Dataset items

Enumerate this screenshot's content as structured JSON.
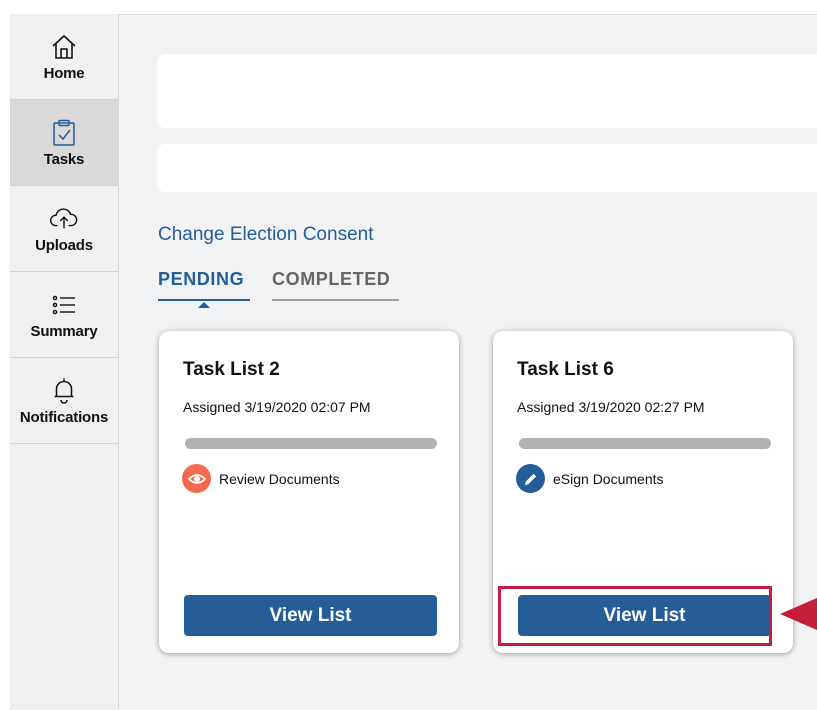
{
  "sidebar": {
    "items": [
      {
        "label": "Home",
        "icon": "home-icon"
      },
      {
        "label": "Tasks",
        "icon": "clipboard-check-icon",
        "active": true
      },
      {
        "label": "Uploads",
        "icon": "cloud-upload-icon"
      },
      {
        "label": "Summary",
        "icon": "list-icon"
      },
      {
        "label": "Notifications",
        "icon": "bell-icon"
      }
    ]
  },
  "main": {
    "section_title": "Change Election Consent",
    "tabs": [
      {
        "label": "PENDING",
        "active": true
      },
      {
        "label": "COMPLETED",
        "active": false
      }
    ],
    "cards": [
      {
        "title": "Task List 2",
        "assigned": "Assigned 3/19/2020 02:07 PM",
        "status_label": "Review Documents",
        "status_icon": "eye-icon",
        "status_color": "#f26b4f",
        "button_label": "View List"
      },
      {
        "title": "Task List 6",
        "assigned": "Assigned 3/19/2020 02:27 PM",
        "status_label": "eSign Documents",
        "status_icon": "pencil-icon",
        "status_color": "#245d97",
        "button_label": "View List"
      }
    ]
  },
  "colors": {
    "accent": "#245d97",
    "highlight": "#c41e3a",
    "review": "#f26b4f"
  }
}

# Problem requirements
Reproduce every record above exactly, but leave out the pictures.

# The reply
Enumerate this screenshot's content as structured JSON.
{
  "sidebar": {
    "items": [
      {
        "label": "Home",
        "icon": "home-icon"
      },
      {
        "label": "Tasks",
        "icon": "clipboard-check-icon",
        "active": true
      },
      {
        "label": "Uploads",
        "icon": "cloud-upload-icon"
      },
      {
        "label": "Summary",
        "icon": "list-icon"
      },
      {
        "label": "Notifications",
        "icon": "bell-icon"
      }
    ]
  },
  "main": {
    "section_title": "Change Election Consent",
    "tabs": [
      {
        "label": "PENDING",
        "active": true
      },
      {
        "label": "COMPLETED",
        "active": false
      }
    ],
    "cards": [
      {
        "title": "Task List 2",
        "assigned": "Assigned 3/19/2020 02:07 PM",
        "status_label": "Review Documents",
        "status_icon": "eye-icon",
        "status_color": "#f26b4f",
        "button_label": "View List"
      },
      {
        "title": "Task List 6",
        "assigned": "Assigned 3/19/2020 02:27 PM",
        "status_label": "eSign Documents",
        "status_icon": "pencil-icon",
        "status_color": "#245d97",
        "button_label": "View List"
      }
    ]
  },
  "colors": {
    "accent": "#245d97",
    "highlight": "#c41e3a",
    "review": "#f26b4f"
  }
}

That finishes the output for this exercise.